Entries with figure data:
-=-=-=-=-
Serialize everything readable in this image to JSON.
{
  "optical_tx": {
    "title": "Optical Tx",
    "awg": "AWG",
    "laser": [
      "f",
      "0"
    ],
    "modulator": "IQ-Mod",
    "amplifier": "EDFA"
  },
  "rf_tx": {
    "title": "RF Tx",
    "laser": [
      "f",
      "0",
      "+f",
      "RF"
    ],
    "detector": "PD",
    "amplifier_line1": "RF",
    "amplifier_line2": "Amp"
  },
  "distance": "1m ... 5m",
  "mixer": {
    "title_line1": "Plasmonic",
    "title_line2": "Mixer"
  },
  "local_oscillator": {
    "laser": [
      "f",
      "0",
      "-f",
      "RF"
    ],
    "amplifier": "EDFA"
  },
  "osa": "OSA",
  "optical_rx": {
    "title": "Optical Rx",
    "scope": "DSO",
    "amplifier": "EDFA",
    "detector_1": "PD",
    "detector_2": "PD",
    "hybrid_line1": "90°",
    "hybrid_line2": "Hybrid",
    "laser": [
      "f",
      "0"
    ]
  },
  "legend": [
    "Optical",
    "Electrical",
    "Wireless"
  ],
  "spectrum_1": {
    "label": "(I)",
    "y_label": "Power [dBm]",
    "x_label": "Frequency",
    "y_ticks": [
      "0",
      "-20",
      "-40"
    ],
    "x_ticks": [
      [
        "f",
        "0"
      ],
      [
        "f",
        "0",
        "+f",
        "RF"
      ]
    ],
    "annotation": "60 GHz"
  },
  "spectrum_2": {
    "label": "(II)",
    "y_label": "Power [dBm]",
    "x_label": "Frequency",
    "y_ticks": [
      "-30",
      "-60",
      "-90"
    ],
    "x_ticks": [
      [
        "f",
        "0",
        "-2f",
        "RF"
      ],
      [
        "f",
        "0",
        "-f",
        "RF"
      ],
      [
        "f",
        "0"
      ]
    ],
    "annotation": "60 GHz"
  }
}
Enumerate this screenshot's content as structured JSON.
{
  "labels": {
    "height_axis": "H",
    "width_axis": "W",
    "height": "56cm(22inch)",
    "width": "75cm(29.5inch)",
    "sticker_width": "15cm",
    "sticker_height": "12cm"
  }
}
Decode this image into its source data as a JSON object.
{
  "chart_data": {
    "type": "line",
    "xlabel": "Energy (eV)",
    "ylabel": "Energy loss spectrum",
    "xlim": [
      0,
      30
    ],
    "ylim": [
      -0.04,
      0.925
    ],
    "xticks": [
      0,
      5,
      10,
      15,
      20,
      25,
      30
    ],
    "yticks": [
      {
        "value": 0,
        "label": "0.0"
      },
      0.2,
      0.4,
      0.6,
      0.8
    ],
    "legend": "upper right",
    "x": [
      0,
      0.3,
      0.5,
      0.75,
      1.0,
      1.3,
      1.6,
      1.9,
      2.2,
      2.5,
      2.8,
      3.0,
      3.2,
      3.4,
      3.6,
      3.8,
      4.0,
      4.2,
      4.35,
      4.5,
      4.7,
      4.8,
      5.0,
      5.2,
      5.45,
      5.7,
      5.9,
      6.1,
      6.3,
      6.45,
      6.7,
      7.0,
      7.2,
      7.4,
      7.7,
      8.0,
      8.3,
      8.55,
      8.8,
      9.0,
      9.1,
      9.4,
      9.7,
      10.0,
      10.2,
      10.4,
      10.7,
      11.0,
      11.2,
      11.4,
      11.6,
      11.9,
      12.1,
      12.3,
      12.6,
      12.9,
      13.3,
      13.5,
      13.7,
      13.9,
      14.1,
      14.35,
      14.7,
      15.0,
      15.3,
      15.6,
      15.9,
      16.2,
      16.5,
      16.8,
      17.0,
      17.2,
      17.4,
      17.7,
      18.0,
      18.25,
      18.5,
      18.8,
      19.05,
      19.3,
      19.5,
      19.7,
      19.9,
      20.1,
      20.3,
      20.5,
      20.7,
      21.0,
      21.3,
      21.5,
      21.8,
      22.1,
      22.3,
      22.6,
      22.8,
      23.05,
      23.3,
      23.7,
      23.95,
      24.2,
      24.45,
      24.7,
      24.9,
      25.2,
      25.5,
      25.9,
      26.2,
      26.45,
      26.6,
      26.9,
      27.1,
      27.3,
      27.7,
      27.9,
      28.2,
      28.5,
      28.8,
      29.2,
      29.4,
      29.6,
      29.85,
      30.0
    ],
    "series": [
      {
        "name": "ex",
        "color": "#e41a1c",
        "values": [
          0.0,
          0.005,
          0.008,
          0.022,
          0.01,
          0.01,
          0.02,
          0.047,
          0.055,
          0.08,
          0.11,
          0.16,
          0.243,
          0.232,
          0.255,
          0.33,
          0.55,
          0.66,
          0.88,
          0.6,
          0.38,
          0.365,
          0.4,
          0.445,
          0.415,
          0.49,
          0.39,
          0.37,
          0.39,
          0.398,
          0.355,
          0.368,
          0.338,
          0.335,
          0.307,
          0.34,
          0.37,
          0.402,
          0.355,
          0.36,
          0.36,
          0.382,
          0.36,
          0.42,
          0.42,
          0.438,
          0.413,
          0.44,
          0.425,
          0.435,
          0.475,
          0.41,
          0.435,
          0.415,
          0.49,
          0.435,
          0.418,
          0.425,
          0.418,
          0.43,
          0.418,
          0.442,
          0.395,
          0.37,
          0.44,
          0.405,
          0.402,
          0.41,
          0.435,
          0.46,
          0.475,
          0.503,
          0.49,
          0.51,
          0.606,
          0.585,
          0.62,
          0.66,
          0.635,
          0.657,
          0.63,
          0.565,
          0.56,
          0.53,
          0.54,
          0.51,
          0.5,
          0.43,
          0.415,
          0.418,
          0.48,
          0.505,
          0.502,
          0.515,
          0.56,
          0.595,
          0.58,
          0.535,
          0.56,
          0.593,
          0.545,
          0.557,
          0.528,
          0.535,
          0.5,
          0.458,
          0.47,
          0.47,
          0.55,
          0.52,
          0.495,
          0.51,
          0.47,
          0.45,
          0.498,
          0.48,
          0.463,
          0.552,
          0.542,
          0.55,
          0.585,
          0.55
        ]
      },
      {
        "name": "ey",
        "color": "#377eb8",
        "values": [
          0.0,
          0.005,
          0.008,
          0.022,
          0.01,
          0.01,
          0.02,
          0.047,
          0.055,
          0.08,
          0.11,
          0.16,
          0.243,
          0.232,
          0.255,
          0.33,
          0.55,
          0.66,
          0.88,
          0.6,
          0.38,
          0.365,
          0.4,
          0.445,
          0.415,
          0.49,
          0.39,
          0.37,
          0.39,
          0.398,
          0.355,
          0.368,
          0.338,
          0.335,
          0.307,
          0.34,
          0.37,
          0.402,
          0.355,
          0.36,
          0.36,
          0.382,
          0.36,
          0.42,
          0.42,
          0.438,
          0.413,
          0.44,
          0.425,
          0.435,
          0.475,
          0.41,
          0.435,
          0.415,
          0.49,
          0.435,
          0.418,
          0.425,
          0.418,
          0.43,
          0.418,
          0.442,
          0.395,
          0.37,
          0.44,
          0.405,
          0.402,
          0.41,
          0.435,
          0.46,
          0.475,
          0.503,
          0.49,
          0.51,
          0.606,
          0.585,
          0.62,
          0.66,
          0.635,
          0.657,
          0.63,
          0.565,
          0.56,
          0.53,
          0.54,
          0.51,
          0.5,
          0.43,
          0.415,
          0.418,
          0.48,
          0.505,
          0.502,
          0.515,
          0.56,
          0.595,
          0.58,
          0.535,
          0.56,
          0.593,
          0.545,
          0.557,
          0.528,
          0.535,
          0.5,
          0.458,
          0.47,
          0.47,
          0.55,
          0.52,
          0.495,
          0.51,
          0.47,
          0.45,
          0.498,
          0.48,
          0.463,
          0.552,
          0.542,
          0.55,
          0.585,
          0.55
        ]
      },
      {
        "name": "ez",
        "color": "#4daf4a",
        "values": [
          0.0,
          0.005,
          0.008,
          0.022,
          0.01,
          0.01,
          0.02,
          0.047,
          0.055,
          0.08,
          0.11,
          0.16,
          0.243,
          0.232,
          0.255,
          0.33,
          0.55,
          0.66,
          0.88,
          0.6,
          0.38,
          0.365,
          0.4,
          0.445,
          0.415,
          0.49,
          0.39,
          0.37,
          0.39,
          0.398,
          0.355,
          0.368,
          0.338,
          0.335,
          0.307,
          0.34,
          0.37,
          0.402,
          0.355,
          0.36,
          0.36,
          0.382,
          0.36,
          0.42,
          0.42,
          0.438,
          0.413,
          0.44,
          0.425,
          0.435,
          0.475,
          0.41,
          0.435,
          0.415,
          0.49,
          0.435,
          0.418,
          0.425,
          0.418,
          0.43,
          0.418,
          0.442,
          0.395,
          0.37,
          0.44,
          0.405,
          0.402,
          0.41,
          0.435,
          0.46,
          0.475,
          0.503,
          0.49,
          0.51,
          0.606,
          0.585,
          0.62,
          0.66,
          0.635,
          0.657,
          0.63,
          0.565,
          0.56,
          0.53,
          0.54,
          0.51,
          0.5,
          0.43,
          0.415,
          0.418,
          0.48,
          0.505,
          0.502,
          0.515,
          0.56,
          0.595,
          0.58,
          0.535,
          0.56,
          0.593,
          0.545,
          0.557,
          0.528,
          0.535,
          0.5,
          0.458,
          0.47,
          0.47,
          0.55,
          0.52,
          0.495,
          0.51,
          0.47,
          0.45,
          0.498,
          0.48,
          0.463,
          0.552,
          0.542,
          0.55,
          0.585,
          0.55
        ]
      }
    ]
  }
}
-=-=-=-=-
● TASK PROMPT
Which lines include the word "Energy"? Copy every one of them.

● TASK RESPONSE
    "xlabel": "Energy (eV)",
    "ylabel": "Energy loss spectrum",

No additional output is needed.